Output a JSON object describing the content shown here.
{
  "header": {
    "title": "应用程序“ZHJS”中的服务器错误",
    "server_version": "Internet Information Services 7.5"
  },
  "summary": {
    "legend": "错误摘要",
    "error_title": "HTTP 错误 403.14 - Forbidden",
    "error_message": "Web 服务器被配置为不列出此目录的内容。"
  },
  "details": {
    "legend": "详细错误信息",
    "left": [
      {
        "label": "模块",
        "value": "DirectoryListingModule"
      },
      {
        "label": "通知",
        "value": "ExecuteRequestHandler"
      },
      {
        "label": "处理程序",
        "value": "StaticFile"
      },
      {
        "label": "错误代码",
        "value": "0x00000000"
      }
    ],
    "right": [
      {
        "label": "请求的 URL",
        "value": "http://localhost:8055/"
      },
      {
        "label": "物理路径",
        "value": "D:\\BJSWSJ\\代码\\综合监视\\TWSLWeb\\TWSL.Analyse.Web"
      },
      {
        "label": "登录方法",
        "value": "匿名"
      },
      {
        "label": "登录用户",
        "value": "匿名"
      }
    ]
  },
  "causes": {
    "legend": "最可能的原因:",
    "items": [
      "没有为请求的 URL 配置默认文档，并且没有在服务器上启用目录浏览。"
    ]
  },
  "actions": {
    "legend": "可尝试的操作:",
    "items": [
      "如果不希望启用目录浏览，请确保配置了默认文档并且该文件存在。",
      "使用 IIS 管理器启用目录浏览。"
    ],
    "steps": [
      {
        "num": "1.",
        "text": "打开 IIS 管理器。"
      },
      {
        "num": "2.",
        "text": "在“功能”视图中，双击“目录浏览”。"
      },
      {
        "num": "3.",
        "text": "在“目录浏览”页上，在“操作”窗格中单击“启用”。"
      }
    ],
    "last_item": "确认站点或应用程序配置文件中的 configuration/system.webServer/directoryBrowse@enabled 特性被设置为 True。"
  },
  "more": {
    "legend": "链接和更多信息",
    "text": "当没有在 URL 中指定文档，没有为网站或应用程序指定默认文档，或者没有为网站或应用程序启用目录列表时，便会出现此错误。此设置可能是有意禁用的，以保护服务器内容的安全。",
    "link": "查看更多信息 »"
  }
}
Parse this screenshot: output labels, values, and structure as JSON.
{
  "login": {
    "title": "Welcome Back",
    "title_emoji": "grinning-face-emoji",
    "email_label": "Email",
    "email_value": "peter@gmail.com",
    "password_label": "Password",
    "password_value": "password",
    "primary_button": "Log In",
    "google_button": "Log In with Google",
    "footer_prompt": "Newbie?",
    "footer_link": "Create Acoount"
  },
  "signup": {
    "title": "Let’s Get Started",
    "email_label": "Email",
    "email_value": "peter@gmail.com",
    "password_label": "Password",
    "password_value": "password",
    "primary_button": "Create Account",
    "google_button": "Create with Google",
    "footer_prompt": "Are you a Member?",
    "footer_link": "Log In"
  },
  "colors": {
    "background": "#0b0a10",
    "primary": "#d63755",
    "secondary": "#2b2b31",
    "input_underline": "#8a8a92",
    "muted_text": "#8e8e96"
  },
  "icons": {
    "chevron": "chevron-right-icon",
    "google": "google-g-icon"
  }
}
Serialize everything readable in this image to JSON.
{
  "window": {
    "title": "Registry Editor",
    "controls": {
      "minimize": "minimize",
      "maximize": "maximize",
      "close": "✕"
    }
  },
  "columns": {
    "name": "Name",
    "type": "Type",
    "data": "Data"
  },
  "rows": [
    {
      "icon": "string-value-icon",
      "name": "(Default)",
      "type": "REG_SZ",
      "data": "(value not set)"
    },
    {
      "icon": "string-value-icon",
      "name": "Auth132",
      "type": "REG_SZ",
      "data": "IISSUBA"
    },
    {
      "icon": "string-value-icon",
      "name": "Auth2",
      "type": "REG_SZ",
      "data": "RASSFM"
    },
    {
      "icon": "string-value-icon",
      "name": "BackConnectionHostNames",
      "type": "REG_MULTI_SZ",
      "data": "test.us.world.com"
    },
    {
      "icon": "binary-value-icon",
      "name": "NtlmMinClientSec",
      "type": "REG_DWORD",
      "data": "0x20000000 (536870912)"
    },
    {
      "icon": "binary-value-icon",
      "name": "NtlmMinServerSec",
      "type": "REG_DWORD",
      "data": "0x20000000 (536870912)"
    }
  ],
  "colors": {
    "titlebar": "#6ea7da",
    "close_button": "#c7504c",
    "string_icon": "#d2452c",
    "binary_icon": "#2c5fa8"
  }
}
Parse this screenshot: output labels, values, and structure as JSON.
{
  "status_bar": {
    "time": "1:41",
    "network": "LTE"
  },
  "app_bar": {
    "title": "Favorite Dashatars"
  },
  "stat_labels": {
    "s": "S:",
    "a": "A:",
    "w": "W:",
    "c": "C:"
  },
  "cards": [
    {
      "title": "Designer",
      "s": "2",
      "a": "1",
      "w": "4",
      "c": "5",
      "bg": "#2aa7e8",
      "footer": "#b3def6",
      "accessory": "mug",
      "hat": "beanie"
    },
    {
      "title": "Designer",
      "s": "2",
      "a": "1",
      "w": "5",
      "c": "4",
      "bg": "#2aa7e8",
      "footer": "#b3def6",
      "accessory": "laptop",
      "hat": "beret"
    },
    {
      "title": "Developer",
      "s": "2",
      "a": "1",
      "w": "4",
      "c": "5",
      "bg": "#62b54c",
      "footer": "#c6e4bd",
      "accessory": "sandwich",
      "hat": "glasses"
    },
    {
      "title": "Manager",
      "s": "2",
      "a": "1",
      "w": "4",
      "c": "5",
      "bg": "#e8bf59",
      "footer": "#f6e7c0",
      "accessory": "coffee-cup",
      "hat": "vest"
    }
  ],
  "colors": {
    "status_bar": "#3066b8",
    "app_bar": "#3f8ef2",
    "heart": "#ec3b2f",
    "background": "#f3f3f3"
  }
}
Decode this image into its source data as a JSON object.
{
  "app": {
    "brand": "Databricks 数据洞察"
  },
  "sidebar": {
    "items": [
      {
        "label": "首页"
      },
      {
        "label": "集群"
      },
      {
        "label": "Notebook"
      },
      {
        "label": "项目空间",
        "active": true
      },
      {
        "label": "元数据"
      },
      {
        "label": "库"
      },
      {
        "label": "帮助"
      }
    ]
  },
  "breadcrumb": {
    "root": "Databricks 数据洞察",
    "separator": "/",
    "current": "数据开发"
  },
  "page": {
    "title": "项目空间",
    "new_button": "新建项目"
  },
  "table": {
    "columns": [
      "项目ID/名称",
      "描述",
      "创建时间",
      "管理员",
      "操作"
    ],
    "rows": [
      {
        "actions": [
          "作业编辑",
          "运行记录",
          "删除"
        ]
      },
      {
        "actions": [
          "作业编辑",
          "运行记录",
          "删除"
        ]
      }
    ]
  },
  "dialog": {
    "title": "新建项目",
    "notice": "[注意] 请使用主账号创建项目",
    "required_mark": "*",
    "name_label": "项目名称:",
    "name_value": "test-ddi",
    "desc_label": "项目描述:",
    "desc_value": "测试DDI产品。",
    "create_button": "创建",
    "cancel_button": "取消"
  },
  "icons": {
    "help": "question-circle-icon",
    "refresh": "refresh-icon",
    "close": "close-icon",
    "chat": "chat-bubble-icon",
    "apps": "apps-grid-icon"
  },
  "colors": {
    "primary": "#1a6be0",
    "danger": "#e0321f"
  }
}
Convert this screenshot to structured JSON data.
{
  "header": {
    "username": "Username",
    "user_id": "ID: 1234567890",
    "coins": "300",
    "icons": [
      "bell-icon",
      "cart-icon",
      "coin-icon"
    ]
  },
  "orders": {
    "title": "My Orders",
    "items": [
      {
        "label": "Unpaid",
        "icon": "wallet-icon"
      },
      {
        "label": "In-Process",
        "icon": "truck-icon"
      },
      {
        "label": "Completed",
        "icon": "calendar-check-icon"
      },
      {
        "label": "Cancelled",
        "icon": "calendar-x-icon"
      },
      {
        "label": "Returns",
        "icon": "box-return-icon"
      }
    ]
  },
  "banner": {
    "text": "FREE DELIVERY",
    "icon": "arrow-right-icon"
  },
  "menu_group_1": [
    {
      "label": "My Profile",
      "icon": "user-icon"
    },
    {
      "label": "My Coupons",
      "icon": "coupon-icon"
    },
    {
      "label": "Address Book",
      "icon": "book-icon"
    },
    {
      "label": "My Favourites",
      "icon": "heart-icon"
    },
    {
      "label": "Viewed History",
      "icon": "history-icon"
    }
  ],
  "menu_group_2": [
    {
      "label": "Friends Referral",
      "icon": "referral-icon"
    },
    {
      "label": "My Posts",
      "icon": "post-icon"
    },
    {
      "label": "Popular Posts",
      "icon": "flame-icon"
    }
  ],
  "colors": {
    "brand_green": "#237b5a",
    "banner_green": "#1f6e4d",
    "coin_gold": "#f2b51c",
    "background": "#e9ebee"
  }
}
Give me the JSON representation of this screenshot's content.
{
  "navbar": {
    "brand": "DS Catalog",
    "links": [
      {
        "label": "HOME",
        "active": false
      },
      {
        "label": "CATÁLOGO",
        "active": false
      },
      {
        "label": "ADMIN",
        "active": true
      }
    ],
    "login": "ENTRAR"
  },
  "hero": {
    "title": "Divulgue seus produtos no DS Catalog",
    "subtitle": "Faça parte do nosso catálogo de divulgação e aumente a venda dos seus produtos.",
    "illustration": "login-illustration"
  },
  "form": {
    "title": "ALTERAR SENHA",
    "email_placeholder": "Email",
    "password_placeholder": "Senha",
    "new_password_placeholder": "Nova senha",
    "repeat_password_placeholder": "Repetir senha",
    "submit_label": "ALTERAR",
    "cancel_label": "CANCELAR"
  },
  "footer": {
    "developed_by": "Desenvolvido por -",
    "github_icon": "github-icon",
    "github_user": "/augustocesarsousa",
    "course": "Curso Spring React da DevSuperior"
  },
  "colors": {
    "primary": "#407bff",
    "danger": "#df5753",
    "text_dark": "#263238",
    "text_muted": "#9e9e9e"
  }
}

> _TASK DETAILS_: Go through the material and copy out every line with "login" in it.

> _SOLUTION TO THIS TASK_:
  "login": {
    "login": "ENTRAR"
    "illustration": "login-illustration"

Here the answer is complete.